• [Exercise instructions]
Send back the entries below exactly as they appear.

• [Data provided]
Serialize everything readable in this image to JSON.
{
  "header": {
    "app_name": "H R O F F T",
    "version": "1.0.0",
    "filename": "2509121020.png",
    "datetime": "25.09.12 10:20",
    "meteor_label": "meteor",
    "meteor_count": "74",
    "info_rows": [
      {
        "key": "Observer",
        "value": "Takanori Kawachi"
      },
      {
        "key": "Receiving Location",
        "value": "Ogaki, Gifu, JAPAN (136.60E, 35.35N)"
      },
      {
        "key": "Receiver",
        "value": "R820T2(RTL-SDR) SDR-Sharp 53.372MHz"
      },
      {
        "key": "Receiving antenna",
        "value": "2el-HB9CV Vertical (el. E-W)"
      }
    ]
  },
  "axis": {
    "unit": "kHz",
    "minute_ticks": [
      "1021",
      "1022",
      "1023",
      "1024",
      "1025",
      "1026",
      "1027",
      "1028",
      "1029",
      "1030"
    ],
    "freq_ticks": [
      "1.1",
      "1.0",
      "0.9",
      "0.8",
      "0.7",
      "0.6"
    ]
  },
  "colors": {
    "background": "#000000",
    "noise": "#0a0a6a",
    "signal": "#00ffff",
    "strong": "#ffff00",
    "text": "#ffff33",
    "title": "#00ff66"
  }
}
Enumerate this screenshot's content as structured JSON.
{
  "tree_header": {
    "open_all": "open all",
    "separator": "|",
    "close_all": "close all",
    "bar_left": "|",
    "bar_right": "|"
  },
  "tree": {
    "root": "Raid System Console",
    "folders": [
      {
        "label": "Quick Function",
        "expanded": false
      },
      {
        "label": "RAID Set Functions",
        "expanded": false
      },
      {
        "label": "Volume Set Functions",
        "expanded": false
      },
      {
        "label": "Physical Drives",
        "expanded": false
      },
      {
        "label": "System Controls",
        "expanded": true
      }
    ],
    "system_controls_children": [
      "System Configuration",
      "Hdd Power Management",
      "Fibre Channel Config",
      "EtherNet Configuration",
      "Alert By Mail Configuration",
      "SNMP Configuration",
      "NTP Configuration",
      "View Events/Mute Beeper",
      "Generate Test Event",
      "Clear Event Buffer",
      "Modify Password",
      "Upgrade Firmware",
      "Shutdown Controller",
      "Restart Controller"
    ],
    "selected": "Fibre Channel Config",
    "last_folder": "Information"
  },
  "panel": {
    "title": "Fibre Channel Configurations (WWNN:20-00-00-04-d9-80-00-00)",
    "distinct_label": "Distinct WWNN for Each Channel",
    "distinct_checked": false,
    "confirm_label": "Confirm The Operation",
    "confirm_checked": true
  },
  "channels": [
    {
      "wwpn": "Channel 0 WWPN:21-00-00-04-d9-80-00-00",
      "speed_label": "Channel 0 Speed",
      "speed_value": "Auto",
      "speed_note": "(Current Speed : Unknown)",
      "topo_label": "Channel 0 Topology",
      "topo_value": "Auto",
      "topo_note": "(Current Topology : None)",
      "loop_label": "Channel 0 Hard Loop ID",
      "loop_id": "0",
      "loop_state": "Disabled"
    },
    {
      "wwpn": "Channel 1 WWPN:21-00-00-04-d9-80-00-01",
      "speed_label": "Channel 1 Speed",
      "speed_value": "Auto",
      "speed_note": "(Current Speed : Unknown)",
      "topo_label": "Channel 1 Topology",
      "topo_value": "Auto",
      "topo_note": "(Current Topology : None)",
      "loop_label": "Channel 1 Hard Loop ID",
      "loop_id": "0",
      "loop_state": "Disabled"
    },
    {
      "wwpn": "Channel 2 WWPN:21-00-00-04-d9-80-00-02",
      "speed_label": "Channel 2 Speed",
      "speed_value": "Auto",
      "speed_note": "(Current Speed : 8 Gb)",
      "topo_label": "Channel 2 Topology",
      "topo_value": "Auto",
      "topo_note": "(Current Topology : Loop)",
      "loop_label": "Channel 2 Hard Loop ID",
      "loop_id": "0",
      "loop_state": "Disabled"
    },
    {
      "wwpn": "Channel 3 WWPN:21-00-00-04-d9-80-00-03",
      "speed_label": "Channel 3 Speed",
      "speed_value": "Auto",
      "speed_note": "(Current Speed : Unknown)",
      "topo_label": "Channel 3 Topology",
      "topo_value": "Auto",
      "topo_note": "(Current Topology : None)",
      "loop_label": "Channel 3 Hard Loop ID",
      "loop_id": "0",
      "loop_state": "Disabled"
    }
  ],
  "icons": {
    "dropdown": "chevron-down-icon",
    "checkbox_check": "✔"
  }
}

• [Finished exercise]
Serialize everything readable in this image to JSON.
{
  "header": {
    "app_name": "H R O F F T",
    "version": "1.0.0",
    "filename": "2509121020.png",
    "datetime": "25.09.12 10:20",
    "meteor_label": "meteor",
    "meteor_count": "74",
    "info_rows": [
      {
        "key": "Observer",
        "value": "Takanori Kawachi"
      },
      {
        "key": "Receiving Location",
        "value": "Ogaki, Gifu, JAPAN (136.60E, 35.35N)"
      },
      {
        "key": "Receiver",
        "value": "R820T2(RTL-SDR) SDR-Sharp 53.372MHz"
      },
      {
        "key": "Receiving antenna",
        "value": "2el-HB9CV Vertical (el. E-W)"
      }
    ]
  },
  "axis": {
    "unit": "kHz",
    "minute_ticks": [
      "1021",
      "1022",
      "1023",
      "1024",
      "1025",
      "1026",
      "1027",
      "1028",
      "1029",
      "1030"
    ],
    "freq_ticks": [
      "1.1",
      "1.0",
      "0.9",
      "0.8",
      "0.7",
      "0.6"
    ]
  },
  "colors": {
    "background": "#000000",
    "noise": "#0a0a6a",
    "signal": "#00ffff",
    "strong": "#ffff00",
    "text": "#ffff33",
    "title": "#00ff66"
  }
}
Enumerate this screenshot's content as structured JSON.
{
  "tree_header": {
    "open_all": "open all",
    "separator": "|",
    "close_all": "close all",
    "bar_left": "|",
    "bar_right": "|"
  },
  "tree": {
    "root": "Raid System Console",
    "folders": [
      {
        "label": "Quick Function",
        "expanded": false
      },
      {
        "label": "RAID Set Functions",
        "expanded": false
      },
      {
        "label": "Volume Set Functions",
        "expanded": false
      },
      {
        "label": "Physical Drives",
        "expanded": false
      },
      {
        "label": "System Controls",
        "expanded": true
      }
    ],
    "system_controls_children": [
      "System Configuration",
      "Hdd Power Management",
      "Fibre Channel Config",
      "EtherNet Configuration",
      "Alert By Mail Configuration",
      "SNMP Configuration",
      "NTP Configuration",
      "View Events/Mute Beeper",
      "Generate Test Event",
      "Clear Event Buffer",
      "Modify Password",
      "Upgrade Firmware",
      "Shutdown Controller",
      "Restart Controller"
    ],
    "selected": "Fibre Channel Config",
    "last_folder": "Information"
  },
  "panel": {
    "title": "Fibre Channel Configurations (WWNN:20-00-00-04-d9-80-00-00)",
    "distinct_label": "Distinct WWNN for Each Channel",
    "distinct_checked": false,
    "confirm_label": "Confirm The Operation",
    "confirm_checked": true
  },
  "channels": [
    {
      "wwpn": "Channel 0 WWPN:21-00-00-04-d9-80-00-00",
      "speed_label": "Channel 0 Speed",
      "speed_value": "Auto",
      "speed_note": "(Current Speed : Unknown)",
      "topo_label": "Channel 0 Topology",
      "topo_value": "Auto",
      "topo_note": "(Current Topology : None)",
      "loop_label": "Channel 0 Hard Loop ID",
      "loop_id": "0",
      "loop_state": "Disabled"
    },
    {
      "wwpn": "Channel 1 WWPN:21-00-00-04-d9-80-00-01",
      "speed_label": "Channel 1 Speed",
      "speed_value": "Auto",
      "speed_note": "(Current Speed : Unknown)",
      "topo_label": "Channel 1 Topology",
      "topo_value": "Auto",
      "topo_note": "(Current Topology : None)",
      "loop_label": "Channel 1 Hard Loop ID",
      "loop_id": "0",
      "loop_state": "Disabled"
    },
    {
      "wwpn": "Channel 2 WWPN:21-00-00-04-d9-80-00-02",
      "speed_label": "Channel 2 Speed",
      "speed_value": "Auto",
      "speed_note": "(Current Speed : 8 Gb)",
      "topo_label": "Channel 2 Topology",
      "topo_value": "Auto",
      "topo_note": "(Current Topology : Loop)",
      "loop_label": "Channel 2 Hard Loop ID",
      "loop_id": "0",
      "loop_state": "Disabled"
    },
    {
      "wwpn": "Channel 3 WWPN:21-00-00-04-d9-80-00-03",
      "speed_label": "Channel 3 Speed",
      "speed_value": "Auto",
      "speed_note": "(Current Speed : Unknown)",
      "topo_label": "Channel 3 Topology",
      "topo_value": "Auto",
      "topo_note": "(Current Topology : None)",
      "loop_label": "Channel 3 Hard Loop ID",
      "loop_id": "0",
      "loop_state": "Disabled"
    }
  ],
  "icons": {
    "dropdown": "chevron-down-icon",
    "checkbox_check": "✔"
  }
}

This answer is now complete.